---- Dataset entries

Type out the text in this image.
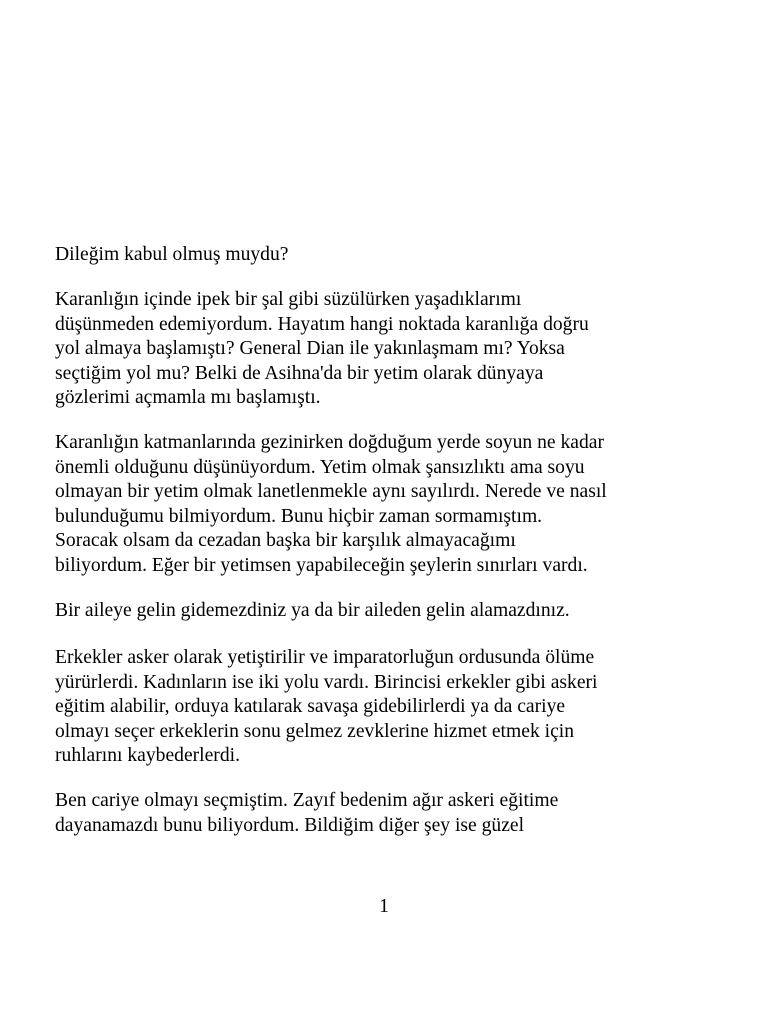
Dileğim kabul olmuş muydu?

Karanlığın içinde ipek bir şal gibi süzülürken yaşadıklarımı
düşünmeden edemiyordum. Hayatım hangi noktada karanlığa doğru
yol almaya başlamıştı? General Dian ile yakınlaşmam mı? Yoksa
seçtiğim yol mu? Belki de Asihna'da bir yetim olarak dünyaya
gözlerimi açmamla mı başlamıştı.

Karanlığın katmanlarında gezinirken doğduğum yerde soyun ne kadar
önemli olduğunu düşünüyordum. Yetim olmak şansızlıktı ama soyu
olmayan bir yetim olmak lanetlenmekle aynı sayılırdı. Nerede ve nasıl
bulunduğumu bilmiyordum. Bunu hiçbir zaman sormamıştım.
Soracak olsam da cezadan başka bir karşılık almayacağımı
biliyordum. Eğer bir yetimsen yapabileceğin şeylerin sınırları vardı.

Bir aileye gelin gidemezdiniz ya da bir aileden gelin alamazdınız.

Erkekler asker olarak yetiştirilir ve imparatorluğun ordusunda ölüme
yürürlerdi. Kadınların ise iki yolu vardı. Birincisi erkekler gibi askeri
eğitim alabilir, orduya katılarak savaşa gidebilirlerdi ya da cariye
olmayı seçer erkeklerin sonu gelmez zevklerine hizmet etmek için
ruhlarını kaybederlerdi.

Ben cariye olmayı seçmiştim. Zayıf bedenim ağır askeri eğitime
dayanamazdı bunu biliyordum. Bildiğim diğer şey ise güzel

1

--------

▶ **Task requirements**
Which lines in the records above contain the string "vardı"? Copy each one.

▶ **Result for this exercise**
biliyordum. Eğer bir yetimsen yapabileceğin şeylerin sınırları vardı.
yürürlerdi. Kadınların ise iki yolu vardı. Birincisi erkekler gibi askeri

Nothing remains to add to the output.